[MATERIAL FOR THE TASK]:

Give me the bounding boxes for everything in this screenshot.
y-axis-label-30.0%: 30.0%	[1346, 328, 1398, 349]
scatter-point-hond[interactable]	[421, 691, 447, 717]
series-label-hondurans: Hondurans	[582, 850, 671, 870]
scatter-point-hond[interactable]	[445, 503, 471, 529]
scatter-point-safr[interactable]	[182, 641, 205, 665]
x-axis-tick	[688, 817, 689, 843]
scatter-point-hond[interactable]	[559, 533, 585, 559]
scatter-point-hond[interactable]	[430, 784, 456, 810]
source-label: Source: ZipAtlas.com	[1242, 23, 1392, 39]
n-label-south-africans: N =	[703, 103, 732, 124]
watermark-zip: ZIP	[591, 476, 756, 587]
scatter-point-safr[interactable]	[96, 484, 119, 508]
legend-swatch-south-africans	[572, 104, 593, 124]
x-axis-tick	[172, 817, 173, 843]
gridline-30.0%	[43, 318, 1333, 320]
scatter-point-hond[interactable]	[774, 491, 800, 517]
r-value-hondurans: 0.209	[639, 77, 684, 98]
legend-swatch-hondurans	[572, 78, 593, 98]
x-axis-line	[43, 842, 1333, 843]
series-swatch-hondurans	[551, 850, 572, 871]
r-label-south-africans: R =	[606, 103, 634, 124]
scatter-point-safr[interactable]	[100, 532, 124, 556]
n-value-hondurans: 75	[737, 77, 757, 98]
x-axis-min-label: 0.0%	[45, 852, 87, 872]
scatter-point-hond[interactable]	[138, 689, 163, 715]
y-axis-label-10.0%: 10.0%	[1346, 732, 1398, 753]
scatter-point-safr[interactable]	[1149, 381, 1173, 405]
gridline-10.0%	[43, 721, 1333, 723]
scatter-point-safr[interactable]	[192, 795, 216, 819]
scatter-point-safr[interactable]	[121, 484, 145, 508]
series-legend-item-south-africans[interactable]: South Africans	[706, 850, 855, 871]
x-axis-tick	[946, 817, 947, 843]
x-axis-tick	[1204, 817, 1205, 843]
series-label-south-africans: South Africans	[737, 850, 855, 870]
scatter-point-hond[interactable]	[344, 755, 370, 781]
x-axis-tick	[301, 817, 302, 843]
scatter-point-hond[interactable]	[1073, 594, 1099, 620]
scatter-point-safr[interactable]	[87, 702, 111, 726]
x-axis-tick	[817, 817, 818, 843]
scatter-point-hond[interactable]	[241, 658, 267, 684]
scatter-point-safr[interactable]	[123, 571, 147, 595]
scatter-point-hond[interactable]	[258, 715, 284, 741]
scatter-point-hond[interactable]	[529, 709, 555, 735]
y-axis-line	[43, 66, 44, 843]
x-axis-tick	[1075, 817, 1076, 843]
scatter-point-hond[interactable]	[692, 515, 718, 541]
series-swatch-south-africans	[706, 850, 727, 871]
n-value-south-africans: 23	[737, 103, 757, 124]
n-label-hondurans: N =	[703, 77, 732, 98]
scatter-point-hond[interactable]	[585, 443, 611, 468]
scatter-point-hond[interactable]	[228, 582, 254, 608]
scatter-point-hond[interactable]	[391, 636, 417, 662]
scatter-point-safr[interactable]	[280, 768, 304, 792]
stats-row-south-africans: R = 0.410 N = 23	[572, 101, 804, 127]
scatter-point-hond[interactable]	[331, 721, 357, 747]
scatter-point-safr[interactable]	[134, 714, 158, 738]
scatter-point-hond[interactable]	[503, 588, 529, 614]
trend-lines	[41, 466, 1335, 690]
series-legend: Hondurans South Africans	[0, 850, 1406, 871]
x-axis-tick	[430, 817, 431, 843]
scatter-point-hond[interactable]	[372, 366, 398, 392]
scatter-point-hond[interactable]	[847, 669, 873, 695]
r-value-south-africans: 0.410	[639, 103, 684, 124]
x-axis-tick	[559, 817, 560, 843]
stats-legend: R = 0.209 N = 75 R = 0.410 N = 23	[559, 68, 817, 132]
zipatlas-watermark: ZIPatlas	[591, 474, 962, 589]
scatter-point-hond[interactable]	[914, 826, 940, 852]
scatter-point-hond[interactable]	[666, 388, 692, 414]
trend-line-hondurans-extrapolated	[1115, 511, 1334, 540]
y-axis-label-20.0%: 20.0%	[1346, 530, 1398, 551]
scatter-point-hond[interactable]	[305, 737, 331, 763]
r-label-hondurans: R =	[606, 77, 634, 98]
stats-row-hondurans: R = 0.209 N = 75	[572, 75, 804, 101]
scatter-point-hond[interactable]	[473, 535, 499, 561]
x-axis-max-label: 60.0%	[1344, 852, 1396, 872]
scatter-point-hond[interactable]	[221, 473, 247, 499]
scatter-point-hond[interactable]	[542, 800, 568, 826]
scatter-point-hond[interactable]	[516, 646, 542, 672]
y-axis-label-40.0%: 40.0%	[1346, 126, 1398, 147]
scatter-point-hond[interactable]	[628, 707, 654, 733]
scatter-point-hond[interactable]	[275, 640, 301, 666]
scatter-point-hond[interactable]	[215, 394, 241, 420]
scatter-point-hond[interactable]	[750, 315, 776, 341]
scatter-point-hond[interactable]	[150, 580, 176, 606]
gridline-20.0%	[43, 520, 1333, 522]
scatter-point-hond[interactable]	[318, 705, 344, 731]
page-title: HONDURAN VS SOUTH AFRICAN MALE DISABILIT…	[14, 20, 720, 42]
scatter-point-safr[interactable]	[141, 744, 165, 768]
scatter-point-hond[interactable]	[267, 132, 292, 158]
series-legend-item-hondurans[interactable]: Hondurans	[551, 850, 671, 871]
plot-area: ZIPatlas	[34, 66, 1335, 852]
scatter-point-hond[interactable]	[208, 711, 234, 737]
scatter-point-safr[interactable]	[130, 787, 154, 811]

[CHALLENGE]: Write out the rows again from the very first one through the line containing "817, 947, 843]", substituting "reference-line" for "gridline" and leaving every other character unchanged.

[TASK OUTPUT]:
Give me the bounding boxes for everything in this screenshot.
y-axis-label-30.0%: 30.0%	[1346, 328, 1398, 349]
scatter-point-hond[interactable]	[421, 691, 447, 717]
series-label-hondurans: Hondurans	[582, 850, 671, 870]
scatter-point-hond[interactable]	[445, 503, 471, 529]
scatter-point-safr[interactable]	[182, 641, 205, 665]
x-axis-tick	[688, 817, 689, 843]
scatter-point-hond[interactable]	[559, 533, 585, 559]
scatter-point-hond[interactable]	[430, 784, 456, 810]
source-label: Source: ZipAtlas.com	[1242, 23, 1392, 39]
n-label-south-africans: N =	[703, 103, 732, 124]
watermark-zip: ZIP	[591, 476, 756, 587]
scatter-point-safr[interactable]	[96, 484, 119, 508]
legend-swatch-south-africans	[572, 104, 593, 124]
x-axis-tick	[172, 817, 173, 843]
reference-line-30.0%	[43, 318, 1333, 320]
scatter-point-hond[interactable]	[774, 491, 800, 517]
r-value-hondurans: 0.209	[639, 77, 684, 98]
legend-swatch-hondurans	[572, 78, 593, 98]
x-axis-line	[43, 842, 1333, 843]
series-swatch-hondurans	[551, 850, 572, 871]
r-label-south-africans: R =	[606, 103, 634, 124]
scatter-point-safr[interactable]	[100, 532, 124, 556]
n-value-hondurans: 75	[737, 77, 757, 98]
x-axis-min-label: 0.0%	[45, 852, 87, 872]
scatter-point-hond[interactable]	[138, 689, 163, 715]
y-axis-label-10.0%: 10.0%	[1346, 732, 1398, 753]
scatter-point-safr[interactable]	[1149, 381, 1173, 405]
reference-line-10.0%	[43, 721, 1333, 723]
scatter-point-safr[interactable]	[192, 795, 216, 819]
scatter-point-safr[interactable]	[121, 484, 145, 508]
series-legend-item-south-africans[interactable]: South Africans	[706, 850, 855, 871]
x-axis-tick	[946, 817, 947, 843]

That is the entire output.